> _SUPPLIED RECORDS_
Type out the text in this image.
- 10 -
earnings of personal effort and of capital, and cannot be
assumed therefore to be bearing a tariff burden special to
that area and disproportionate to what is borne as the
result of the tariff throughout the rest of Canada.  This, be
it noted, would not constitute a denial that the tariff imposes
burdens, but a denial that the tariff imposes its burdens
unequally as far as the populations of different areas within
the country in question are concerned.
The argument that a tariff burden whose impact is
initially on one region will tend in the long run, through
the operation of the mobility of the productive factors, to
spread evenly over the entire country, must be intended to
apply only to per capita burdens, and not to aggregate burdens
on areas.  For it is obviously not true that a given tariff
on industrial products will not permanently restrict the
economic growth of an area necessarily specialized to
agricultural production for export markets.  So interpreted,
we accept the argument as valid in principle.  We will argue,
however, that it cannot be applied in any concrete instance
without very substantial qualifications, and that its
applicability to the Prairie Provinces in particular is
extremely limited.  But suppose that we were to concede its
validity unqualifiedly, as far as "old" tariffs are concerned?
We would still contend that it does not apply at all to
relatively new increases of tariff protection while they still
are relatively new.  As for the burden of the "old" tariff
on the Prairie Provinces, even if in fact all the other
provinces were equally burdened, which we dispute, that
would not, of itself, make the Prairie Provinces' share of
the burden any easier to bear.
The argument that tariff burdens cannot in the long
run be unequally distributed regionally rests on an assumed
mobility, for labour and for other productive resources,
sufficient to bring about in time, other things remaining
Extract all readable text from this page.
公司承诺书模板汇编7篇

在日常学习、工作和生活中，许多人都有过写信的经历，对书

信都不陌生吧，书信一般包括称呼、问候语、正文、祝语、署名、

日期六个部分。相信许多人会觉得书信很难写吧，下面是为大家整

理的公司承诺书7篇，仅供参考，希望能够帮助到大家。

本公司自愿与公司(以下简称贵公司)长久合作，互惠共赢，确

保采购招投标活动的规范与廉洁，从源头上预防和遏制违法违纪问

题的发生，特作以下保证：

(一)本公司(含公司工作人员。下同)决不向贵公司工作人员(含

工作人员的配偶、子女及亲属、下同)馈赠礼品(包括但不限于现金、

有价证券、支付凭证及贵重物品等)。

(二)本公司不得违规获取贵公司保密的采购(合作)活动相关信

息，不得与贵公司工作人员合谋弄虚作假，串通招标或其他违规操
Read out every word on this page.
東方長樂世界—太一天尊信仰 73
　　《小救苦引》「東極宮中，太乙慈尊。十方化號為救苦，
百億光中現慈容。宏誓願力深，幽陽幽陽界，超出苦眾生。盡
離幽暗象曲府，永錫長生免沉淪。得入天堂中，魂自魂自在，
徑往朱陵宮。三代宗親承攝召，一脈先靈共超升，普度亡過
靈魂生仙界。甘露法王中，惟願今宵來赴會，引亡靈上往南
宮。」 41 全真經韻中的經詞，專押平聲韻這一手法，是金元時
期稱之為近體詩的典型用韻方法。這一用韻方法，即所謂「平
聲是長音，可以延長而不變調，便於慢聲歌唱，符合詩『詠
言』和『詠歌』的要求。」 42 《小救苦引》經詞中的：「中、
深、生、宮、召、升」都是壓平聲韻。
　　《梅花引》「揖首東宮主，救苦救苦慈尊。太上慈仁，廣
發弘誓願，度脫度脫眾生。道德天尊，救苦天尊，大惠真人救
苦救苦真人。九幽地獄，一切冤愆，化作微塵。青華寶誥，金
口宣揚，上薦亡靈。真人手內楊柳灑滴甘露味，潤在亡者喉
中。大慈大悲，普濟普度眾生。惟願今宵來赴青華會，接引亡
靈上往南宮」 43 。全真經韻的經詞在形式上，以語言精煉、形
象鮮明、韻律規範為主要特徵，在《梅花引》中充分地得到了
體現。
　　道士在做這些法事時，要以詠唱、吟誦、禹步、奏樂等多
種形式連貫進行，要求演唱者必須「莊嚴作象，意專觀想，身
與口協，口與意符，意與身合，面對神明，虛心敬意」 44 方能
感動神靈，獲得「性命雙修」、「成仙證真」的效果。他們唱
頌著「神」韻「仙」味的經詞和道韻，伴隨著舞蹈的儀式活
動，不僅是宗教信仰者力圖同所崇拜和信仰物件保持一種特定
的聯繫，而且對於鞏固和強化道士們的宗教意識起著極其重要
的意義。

> _STATED TASK_
Write down the full listing again, exactly.

> _EXERCISE RESULT_
Type out the text in this image.
- 10 -
earnings of personal effort and of capital, and cannot be
assumed therefore to be bearing a tariff burden special to
that area and disproportionate to what is borne as the
result of the tariff throughout the rest of Canada.  This, be
it noted, would not constitute a denial that the tariff imposes
burdens, but a denial that the tariff imposes its burdens
unequally as far as the populations of different areas within
the country in question are concerned.
The argument that a tariff burden whose impact is
initially on one region will tend in the long run, through
the operation of the mobility of the productive factors, to
spread evenly over the entire country, must be intended to
apply only to per capita burdens, and not to aggregate burdens
on areas.  For it is obviously not true that a given tariff
on industrial products will not permanently restrict the
economic growth of an area necessarily specialized to
agricultural production for export markets.  So interpreted,
we accept the argument as valid in principle.  We will argue,
however, that it cannot be applied in any concrete instance
without very substantial qualifications, and that its
applicability to the Prairie Provinces in particular is
extremely limited.  But suppose that we were to concede its
validity unqualifiedly, as far as "old" tariffs are concerned?
We would still contend that it does not apply at all to
relatively new increases of tariff protection while they still
are relatively new.  As for the burden of the "old" tariff
on the Prairie Provinces, even if in fact all the other
provinces were equally burdened, which we dispute, that
would not, of itself, make the Prairie Provinces' share of
the burden any easier to bear.
The argument that tariff burdens cannot in the long
run be unequally distributed regionally rests on an assumed
mobility, for labour and for other productive resources,
sufficient to bring about in time, other things remaining
Extract all readable text from this page.
公司承诺书模板汇编7篇

在日常学习、工作和生活中，许多人都有过写信的经历，对书

信都不陌生吧，书信一般包括称呼、问候语、正文、祝语、署名、

日期六个部分。相信许多人会觉得书信很难写吧，下面是为大家整

理的公司承诺书7篇，仅供参考，希望能够帮助到大家。

本公司自愿与公司(以下简称贵公司)长久合作，互惠共赢，确

保采购招投标活动的规范与廉洁，从源头上预防和遏制违法违纪问

题的发生，特作以下保证：

(一)本公司(含公司工作人员。下同)决不向贵公司工作人员(含

工作人员的配偶、子女及亲属、下同)馈赠礼品(包括但不限于现金、

有价证券、支付凭证及贵重物品等)。

(二)本公司不得违规获取贵公司保密的采购(合作)活动相关信

息，不得与贵公司工作人员合谋弄虚作假，串通招标或其他违规操
Read out every word on this page.
東方長樂世界—太一天尊信仰 73
　　《小救苦引》「東極宮中，太乙慈尊。十方化號為救苦，
百億光中現慈容。宏誓願力深，幽陽幽陽界，超出苦眾生。盡
離幽暗象曲府，永錫長生免沉淪。得入天堂中，魂自魂自在，
徑往朱陵宮。三代宗親承攝召，一脈先靈共超升，普度亡過
靈魂生仙界。甘露法王中，惟願今宵來赴會，引亡靈上往南
宮。」 41 全真經韻中的經詞，專押平聲韻這一手法，是金元時
期稱之為近體詩的典型用韻方法。這一用韻方法，即所謂「平
聲是長音，可以延長而不變調，便於慢聲歌唱，符合詩『詠
言』和『詠歌』的要求。」 42 《小救苦引》經詞中的：「中、
深、生、宮、召、升」都是壓平聲韻。
　　《梅花引》「揖首東宮主，救苦救苦慈尊。太上慈仁，廣
發弘誓願，度脫度脫眾生。道德天尊，救苦天尊，大惠真人救
苦救苦真人。九幽地獄，一切冤愆，化作微塵。青華寶誥，金
口宣揚，上薦亡靈。真人手內楊柳灑滴甘露味，潤在亡者喉
中。大慈大悲，普濟普度眾生。惟願今宵來赴青華會，接引亡
靈上往南宮」 43 。全真經韻的經詞在形式上，以語言精煉、形
象鮮明、韻律規範為主要特徵，在《梅花引》中充分地得到了
體現。
　　道士在做這些法事時，要以詠唱、吟誦、禹步、奏樂等多
種形式連貫進行，要求演唱者必須「莊嚴作象，意專觀想，身
與口協，口與意符，意與身合，面對神明，虛心敬意」 44 方能
感動神靈，獲得「性命雙修」、「成仙證真」的效果。他們唱
頌著「神」韻「仙」味的經詞和道韻，伴隨著舞蹈的儀式活
動，不僅是宗教信仰者力圖同所崇拜和信仰物件保持一種特定
的聯繫，而且對於鞏固和強化道士們的宗教意識起著極其重要
的意義。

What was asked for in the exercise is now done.